* TASK STATEMENT
Lines containing "background" are to be counted. Report the count alone.

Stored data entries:
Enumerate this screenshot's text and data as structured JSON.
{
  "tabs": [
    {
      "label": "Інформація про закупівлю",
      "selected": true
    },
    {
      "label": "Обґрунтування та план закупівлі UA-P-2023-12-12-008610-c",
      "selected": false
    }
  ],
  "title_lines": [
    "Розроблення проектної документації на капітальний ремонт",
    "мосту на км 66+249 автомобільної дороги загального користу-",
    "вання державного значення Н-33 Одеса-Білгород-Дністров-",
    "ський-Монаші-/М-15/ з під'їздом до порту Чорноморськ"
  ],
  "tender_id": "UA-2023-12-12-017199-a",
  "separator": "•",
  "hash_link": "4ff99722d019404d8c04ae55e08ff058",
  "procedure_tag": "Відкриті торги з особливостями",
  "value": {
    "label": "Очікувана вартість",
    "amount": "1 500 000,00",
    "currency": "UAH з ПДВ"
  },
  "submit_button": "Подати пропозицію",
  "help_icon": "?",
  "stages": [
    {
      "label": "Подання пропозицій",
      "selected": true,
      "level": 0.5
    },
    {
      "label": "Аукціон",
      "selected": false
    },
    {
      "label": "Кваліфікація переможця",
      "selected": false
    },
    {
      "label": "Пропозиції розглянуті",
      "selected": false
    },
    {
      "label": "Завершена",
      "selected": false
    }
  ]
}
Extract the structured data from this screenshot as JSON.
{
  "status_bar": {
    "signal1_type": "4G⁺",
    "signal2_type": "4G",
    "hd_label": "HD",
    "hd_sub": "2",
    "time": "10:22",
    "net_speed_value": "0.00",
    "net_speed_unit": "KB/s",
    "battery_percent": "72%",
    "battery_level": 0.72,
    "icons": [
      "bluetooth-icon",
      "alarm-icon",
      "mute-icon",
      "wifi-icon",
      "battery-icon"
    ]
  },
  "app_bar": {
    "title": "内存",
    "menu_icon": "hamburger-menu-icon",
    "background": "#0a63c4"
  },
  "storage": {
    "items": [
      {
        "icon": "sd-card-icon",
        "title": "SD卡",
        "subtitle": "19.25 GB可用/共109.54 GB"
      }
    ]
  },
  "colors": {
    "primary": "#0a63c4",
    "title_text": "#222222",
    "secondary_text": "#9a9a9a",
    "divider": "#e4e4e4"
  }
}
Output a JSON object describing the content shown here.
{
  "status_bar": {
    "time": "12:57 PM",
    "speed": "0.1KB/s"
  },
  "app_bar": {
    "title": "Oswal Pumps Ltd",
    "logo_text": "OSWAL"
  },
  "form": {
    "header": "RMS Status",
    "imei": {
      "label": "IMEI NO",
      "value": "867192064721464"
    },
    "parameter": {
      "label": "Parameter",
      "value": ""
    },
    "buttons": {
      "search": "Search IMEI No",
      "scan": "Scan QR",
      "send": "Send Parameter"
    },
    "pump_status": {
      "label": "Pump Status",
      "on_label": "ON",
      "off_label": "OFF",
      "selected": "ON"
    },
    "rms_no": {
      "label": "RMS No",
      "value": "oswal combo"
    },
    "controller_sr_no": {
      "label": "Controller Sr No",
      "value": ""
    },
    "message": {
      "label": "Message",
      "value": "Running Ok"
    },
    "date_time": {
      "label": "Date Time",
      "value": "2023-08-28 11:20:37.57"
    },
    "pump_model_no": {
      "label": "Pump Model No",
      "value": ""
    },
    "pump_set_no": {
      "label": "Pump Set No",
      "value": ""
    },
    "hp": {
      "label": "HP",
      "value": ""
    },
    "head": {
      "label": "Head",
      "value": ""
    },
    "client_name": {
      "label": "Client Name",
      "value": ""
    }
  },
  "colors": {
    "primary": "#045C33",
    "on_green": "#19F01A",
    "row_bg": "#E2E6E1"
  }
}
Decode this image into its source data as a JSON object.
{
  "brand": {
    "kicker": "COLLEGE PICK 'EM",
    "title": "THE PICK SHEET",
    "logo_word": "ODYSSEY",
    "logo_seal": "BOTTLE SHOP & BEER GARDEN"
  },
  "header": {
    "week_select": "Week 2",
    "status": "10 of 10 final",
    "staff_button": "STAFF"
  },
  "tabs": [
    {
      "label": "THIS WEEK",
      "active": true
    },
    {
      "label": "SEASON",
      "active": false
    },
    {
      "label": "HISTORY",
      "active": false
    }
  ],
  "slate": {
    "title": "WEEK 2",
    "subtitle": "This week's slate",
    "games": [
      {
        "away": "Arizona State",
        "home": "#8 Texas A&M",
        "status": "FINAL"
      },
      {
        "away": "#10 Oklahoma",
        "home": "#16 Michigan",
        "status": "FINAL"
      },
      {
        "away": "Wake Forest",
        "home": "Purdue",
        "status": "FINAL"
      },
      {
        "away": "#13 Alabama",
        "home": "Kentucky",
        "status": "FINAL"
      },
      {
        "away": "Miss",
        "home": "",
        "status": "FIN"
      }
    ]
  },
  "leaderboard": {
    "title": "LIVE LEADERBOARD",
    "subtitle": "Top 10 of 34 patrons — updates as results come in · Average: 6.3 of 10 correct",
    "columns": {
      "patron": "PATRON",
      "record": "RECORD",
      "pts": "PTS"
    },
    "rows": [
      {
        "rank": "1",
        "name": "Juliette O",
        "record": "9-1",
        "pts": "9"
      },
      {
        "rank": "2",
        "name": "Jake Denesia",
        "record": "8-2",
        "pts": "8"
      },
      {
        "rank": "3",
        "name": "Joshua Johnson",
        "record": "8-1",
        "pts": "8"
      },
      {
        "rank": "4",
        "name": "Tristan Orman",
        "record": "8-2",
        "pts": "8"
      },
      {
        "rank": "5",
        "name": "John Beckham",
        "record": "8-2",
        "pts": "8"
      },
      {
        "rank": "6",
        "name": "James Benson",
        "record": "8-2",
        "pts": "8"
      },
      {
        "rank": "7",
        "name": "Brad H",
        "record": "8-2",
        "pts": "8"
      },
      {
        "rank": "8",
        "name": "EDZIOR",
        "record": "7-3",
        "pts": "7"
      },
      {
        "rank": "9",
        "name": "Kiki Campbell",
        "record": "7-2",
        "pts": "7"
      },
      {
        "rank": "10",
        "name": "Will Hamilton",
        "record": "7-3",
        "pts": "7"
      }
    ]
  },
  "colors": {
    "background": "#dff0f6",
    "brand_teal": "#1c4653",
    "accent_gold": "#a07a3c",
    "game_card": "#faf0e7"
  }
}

* RESULT BELOW
2